#### [Material for this task]
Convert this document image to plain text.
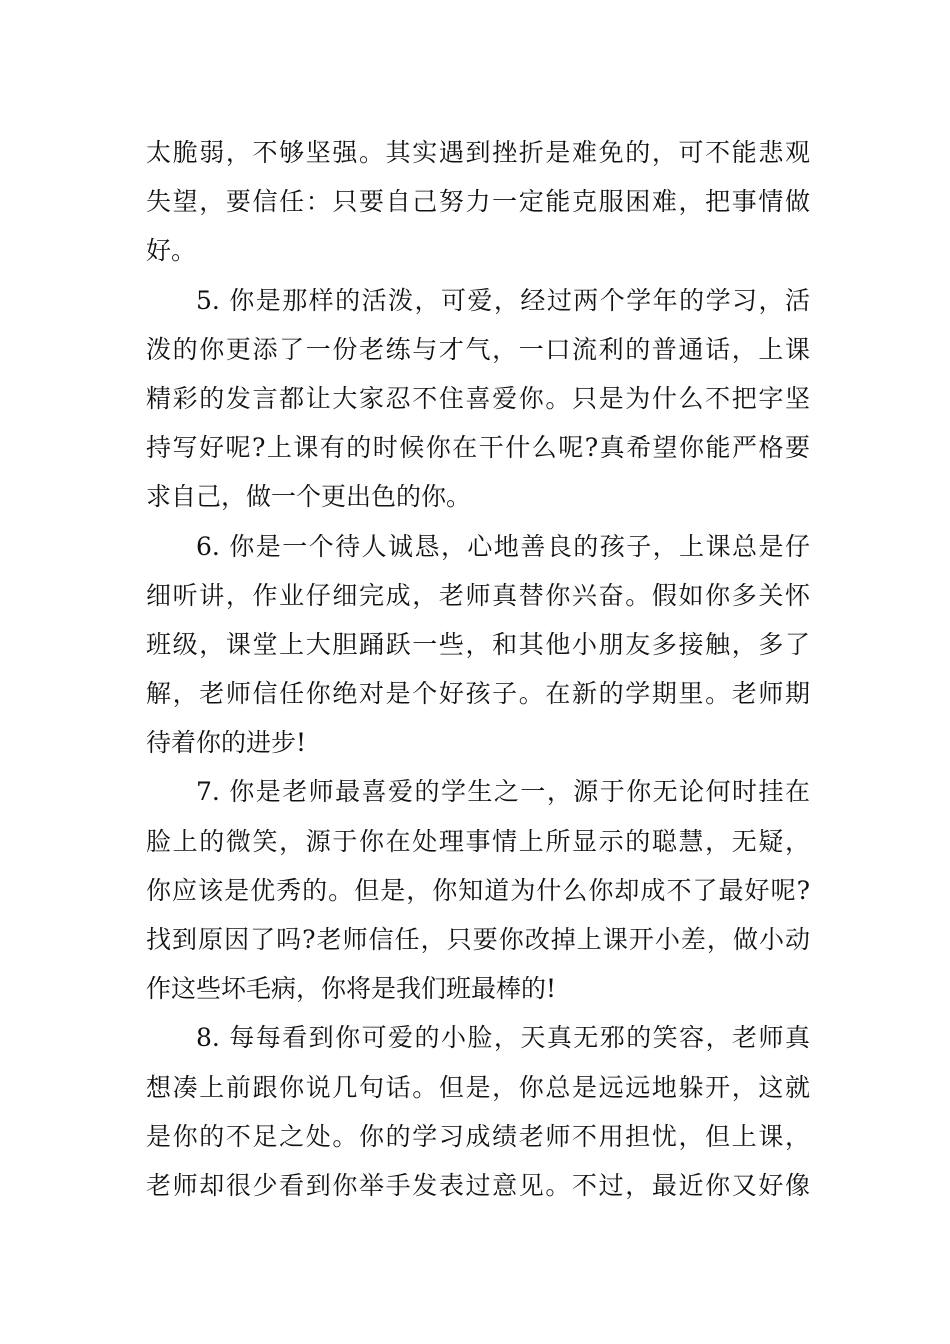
太脆弱，不够坚强。其实遇到挫折是难免的，可不能悲观
失望，要信任：只要自己努力一定能克服困难，把事情做
好。
5. 你是那样的活泼，可爱，经过两个学年的学习，活
泼的你更添了一份老练与才气，一口流利的普通话，上课
精彩的发言都让大家忍不住喜爱你。只是为什么不把字坚
持写好呢?上课有的时候你在干什么呢?真希望你能严格要
求自己，做一个更出色的你。
6. 你是一个待人诚恳，心地善良的孩子，上课总是仔
细听讲，作业仔细完成，老师真替你兴奋。假如你多关怀
班级，课堂上大胆踊跃一些，和其他小朋友多接触，多了
解，老师信任你绝对是个好孩子。在新的学期里。老师期
待着你的进步!
7. 你是老师最喜爱的学生之一，源于你无论何时挂在
脸上的微笑，源于你在处理事情上所显示的聪慧，无疑，
你应该是优秀的。但是，你知道为什么你却成不了最好呢?
找到原因了吗?老师信任，只要你改掉上课开小差，做小动
作这些坏毛病，你将是我们班最棒的!
8. 每每看到你可爱的小脸，天真无邪的笑容，老师真
想凑上前跟你说几句话。但是，你总是远远地躲开，这就
是你的不足之处。你的学习成绩老师不用担忧，但上课，
老师却很少看到你举手发表过意见。不过，最近你又好像
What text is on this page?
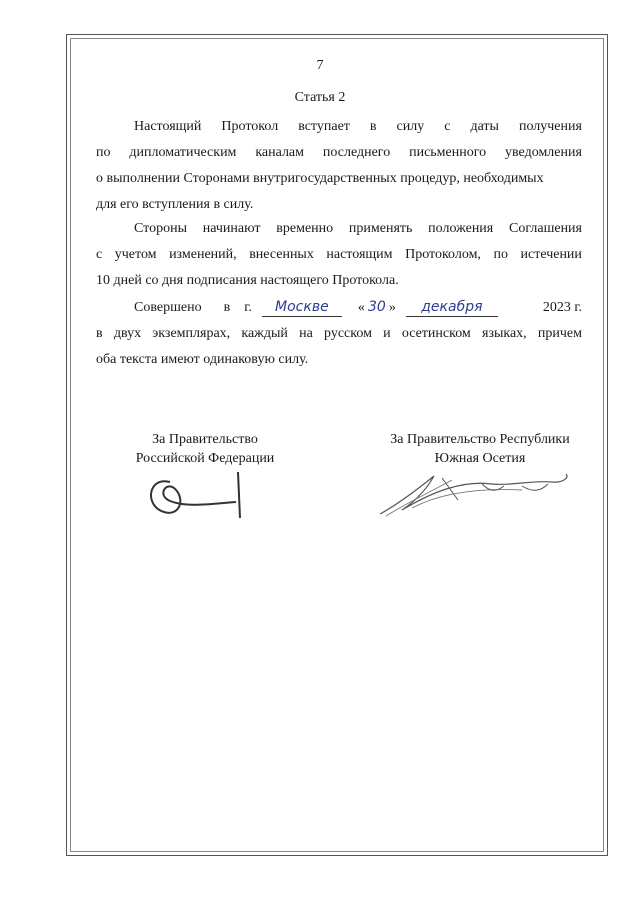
7
Статья 2
Настоящий Протокол вступает в силу с даты получения
по дипломатическим каналам последнего письменного уведомления
о выполнении Сторонами внутригосударственных процедур, необходимых
для его вступления в силу.
Стороны начинают временно применять положения Соглашения
с учетом изменений, внесенных настоящим Протоколом, по истечении
10 дней со дня подписания настоящего Протокола.
Совершено в г.	Москве	« 30 »	декабря	2023 г.
в двух экземплярах, каждый на русском и осетинском языках, причем
оба текста имеют одинаковую силу.
За Правительство
Российской Федерации
За Правительство Республики
Южная Осетия
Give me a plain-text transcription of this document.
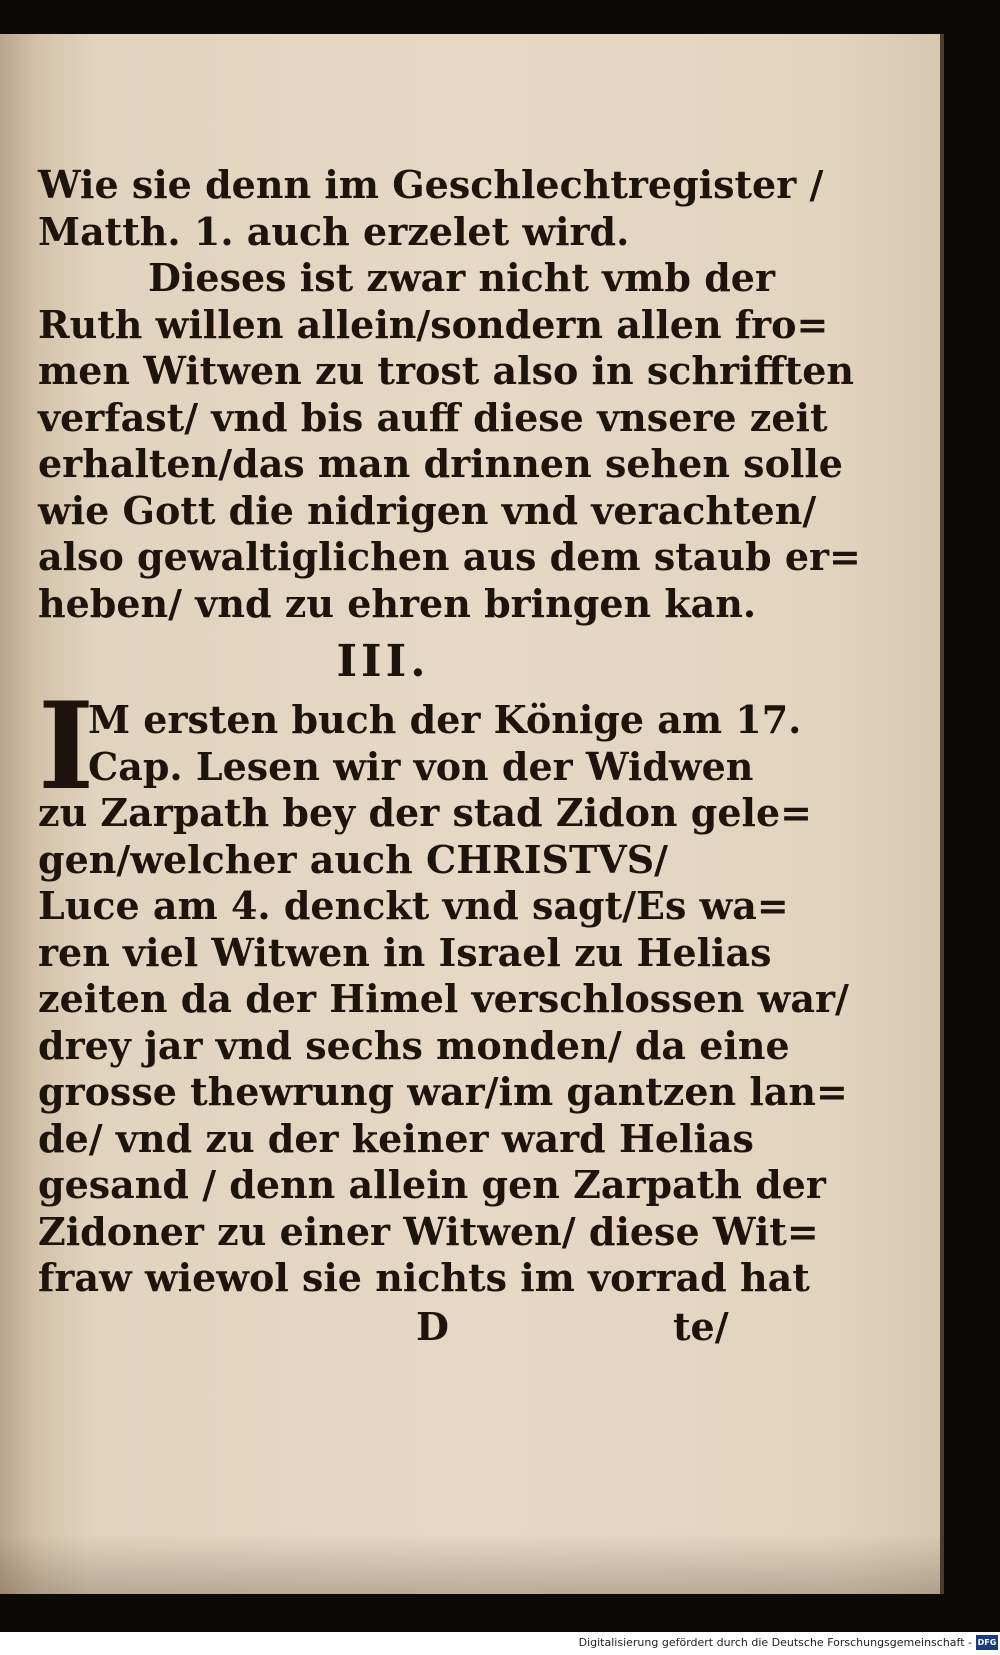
Wie sie denn im Geschlechtregister /
Matth. 1. auch erzelet wird.
Dieses ist zwar nicht vmb der
Ruth willen allein/sondern allen fro=
men Witwen zu trost also in schrifften
verfast/ vnd bis auff diese vnsere zeit
erhalten/das man drinnen sehen solle
wie Gott die nidrigen vnd verachten/
also gewaltiglichen aus dem staub er=
heben/ vnd zu ehren bringen kan.
III.
I
M ersten buch der Könige am 17.
Cap. Lesen wir von der Widwen
zu Zarpath bey der stad Zidon gele=
gen/welcher auch CHRISTVS/
Luce am 4. denckt vnd sagt/Es wa=
ren viel Witwen in Israel zu Helias
zeiten da der Himel verschlossen war/
drey jar vnd sechs monden/ da eine
grosse thewrung war/im gantzen lan=
de/ vnd zu der keiner ward Helias
gesand / denn allein gen Zarpath der
Zidoner zu einer Witwen/ diese Wit=
fraw wiewol sie nichts im vorrad hat
D	te/
Digitalisierung gefördert durch die Deutsche Forschungsgemeinschaft - DFG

#### [Objective]
Return all the lines that contain the string "Witwen".

#### [Answer for the task]
men Witwen zu trost also in schrifften
ren viel Witwen in Israel zu Helias
Zidoner zu einer Witwen/ diese Wit=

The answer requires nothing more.